YOUR INSTRUCTIONS
Check every line below for the word "circle" and copy the ones that have it.

INPUT DATA
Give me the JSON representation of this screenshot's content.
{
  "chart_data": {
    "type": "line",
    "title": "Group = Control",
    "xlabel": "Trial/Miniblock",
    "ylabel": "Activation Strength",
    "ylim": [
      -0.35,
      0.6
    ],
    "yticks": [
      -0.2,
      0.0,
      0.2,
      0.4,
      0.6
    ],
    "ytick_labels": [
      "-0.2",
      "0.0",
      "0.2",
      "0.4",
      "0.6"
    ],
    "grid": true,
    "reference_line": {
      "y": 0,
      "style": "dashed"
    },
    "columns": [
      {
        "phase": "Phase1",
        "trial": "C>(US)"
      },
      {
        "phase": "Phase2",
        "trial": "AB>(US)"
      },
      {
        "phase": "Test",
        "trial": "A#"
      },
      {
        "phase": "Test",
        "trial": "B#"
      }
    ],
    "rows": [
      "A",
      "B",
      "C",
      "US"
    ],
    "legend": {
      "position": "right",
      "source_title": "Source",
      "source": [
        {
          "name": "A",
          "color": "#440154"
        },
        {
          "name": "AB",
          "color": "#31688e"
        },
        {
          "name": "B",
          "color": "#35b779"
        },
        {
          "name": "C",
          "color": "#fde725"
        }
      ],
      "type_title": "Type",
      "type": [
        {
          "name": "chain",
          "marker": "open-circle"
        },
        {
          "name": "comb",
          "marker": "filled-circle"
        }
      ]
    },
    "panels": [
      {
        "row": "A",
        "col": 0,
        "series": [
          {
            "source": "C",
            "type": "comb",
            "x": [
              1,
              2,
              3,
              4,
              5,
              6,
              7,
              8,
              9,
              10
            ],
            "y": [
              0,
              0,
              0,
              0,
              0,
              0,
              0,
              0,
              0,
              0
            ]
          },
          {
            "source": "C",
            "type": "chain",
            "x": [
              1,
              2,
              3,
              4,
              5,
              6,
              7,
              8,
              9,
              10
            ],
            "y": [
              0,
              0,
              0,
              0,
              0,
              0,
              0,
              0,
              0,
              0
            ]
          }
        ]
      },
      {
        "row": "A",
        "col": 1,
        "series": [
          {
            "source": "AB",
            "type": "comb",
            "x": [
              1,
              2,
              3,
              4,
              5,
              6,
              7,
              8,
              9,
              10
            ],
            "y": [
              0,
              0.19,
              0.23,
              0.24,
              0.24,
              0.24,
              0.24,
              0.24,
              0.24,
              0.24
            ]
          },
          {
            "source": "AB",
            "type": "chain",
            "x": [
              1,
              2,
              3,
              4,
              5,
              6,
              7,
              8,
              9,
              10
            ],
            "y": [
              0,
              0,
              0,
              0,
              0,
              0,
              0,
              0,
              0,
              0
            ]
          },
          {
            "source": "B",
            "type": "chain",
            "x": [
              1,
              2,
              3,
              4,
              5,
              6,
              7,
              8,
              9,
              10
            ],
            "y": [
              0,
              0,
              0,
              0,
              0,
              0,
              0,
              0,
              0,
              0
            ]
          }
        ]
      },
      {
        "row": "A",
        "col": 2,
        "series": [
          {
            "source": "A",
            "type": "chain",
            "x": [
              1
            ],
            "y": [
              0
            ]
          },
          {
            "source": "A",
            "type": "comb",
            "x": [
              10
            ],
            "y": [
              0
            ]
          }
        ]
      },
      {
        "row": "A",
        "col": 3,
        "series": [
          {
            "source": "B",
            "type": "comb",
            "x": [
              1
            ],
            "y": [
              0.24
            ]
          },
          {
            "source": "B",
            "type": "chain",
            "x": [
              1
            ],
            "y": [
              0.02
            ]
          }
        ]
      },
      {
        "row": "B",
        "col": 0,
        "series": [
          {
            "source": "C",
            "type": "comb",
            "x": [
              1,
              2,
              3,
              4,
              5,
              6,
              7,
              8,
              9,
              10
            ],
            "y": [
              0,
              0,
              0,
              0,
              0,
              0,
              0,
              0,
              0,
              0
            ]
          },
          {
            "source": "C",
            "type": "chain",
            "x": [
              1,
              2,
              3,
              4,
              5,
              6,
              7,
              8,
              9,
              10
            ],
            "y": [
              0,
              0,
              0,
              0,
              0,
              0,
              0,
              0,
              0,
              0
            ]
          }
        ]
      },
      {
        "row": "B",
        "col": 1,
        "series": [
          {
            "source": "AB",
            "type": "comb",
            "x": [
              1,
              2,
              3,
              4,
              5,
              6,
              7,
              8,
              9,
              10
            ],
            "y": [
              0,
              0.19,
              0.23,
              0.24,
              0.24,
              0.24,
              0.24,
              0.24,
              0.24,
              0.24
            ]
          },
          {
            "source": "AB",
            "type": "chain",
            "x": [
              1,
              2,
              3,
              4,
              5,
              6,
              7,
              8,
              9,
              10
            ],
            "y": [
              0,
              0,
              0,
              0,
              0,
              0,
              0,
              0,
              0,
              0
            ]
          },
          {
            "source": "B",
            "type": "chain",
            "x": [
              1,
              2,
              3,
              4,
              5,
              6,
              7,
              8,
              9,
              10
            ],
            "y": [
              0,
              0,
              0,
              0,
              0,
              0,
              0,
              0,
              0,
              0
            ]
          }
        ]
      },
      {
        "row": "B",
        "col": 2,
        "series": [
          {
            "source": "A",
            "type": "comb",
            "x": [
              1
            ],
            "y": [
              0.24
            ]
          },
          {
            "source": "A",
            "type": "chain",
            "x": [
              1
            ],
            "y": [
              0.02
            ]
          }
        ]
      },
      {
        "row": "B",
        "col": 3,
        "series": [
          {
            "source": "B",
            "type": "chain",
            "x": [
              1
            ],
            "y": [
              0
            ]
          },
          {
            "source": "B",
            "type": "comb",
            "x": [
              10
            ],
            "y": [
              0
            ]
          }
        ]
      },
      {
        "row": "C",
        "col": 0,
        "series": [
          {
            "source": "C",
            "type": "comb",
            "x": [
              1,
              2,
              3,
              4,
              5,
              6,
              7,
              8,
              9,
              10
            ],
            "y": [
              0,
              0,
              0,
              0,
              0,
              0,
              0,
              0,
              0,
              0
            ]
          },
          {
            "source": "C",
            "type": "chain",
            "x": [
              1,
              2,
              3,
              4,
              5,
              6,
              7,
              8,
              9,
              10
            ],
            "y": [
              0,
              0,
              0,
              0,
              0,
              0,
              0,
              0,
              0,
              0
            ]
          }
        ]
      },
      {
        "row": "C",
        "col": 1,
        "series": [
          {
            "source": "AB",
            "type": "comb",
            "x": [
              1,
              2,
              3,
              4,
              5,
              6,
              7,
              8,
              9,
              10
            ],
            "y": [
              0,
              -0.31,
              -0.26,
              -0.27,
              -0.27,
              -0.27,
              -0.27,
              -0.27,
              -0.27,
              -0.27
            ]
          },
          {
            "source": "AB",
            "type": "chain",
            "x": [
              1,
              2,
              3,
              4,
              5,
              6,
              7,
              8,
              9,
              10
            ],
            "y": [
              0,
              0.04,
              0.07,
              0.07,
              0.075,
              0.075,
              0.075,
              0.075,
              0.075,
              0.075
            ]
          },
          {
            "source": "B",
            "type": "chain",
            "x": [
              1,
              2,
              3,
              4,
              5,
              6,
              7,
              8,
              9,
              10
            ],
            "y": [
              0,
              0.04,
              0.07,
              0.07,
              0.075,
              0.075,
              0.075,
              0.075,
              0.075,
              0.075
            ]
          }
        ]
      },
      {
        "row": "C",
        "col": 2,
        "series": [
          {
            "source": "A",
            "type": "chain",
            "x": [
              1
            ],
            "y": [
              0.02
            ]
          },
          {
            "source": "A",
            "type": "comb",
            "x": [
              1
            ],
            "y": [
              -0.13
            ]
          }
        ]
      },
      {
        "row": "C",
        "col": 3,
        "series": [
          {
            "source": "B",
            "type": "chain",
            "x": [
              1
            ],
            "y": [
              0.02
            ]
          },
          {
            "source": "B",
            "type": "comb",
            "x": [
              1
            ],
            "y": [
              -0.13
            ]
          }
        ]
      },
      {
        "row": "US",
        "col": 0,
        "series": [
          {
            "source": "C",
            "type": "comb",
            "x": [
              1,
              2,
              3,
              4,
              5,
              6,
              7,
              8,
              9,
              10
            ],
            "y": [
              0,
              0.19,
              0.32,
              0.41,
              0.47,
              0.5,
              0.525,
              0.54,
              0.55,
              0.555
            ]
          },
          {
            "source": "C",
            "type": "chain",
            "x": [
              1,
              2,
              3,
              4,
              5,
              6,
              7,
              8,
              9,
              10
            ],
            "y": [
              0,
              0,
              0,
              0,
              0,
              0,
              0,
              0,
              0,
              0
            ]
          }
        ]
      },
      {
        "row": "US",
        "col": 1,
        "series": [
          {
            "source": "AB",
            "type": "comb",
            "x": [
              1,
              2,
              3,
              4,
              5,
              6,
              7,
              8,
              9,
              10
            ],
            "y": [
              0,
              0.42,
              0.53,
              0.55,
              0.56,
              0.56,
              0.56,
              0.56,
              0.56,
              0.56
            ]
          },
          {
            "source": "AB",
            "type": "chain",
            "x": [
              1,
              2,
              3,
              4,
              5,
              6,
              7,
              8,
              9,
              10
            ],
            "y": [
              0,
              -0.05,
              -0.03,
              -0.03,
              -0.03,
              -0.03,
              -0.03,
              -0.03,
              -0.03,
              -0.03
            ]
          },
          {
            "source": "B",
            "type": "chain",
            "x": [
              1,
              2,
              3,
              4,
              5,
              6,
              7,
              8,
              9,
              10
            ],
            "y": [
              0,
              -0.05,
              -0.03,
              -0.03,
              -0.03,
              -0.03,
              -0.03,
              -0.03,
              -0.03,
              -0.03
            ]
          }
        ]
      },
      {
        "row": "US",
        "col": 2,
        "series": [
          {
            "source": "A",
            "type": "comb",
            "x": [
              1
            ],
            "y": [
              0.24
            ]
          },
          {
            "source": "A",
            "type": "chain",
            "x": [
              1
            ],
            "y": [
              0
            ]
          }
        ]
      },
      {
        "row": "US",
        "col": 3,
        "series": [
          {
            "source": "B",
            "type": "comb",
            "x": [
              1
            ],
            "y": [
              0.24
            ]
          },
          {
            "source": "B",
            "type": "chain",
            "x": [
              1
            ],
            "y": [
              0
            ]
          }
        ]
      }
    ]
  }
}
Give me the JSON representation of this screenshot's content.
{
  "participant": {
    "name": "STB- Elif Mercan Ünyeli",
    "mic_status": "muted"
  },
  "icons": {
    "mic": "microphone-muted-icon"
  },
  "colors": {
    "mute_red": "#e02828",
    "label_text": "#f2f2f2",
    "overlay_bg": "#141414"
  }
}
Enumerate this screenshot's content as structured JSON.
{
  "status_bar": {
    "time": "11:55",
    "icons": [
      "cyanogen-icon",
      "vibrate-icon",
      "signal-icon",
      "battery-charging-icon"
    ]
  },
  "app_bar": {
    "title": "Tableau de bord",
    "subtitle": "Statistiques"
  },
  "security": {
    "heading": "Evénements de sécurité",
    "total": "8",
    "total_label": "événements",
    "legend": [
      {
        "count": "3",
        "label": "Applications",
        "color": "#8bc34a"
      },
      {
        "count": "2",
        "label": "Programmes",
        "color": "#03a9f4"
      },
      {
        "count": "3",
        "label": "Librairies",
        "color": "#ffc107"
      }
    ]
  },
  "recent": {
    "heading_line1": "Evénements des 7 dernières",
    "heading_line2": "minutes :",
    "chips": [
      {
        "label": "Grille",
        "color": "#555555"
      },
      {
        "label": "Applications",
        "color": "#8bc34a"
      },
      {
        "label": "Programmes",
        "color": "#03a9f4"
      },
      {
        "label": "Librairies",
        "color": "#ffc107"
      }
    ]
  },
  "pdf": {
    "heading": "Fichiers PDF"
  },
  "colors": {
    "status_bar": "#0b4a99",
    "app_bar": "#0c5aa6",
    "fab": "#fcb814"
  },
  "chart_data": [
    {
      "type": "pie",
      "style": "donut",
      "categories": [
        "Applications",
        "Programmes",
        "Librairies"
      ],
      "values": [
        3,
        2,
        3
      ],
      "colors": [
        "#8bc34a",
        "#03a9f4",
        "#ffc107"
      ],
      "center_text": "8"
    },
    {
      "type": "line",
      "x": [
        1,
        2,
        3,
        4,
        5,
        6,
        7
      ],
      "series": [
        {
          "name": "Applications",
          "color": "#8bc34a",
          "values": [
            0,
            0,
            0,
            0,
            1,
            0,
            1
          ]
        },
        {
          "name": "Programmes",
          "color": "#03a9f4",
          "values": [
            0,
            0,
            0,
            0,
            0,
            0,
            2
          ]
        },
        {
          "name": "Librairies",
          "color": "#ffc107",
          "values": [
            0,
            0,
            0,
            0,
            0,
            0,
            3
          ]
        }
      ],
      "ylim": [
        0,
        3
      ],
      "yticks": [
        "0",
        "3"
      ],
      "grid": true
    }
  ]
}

THE COMPLETED TASK
          "marker": "open-circle"
          "marker": "filled-circle"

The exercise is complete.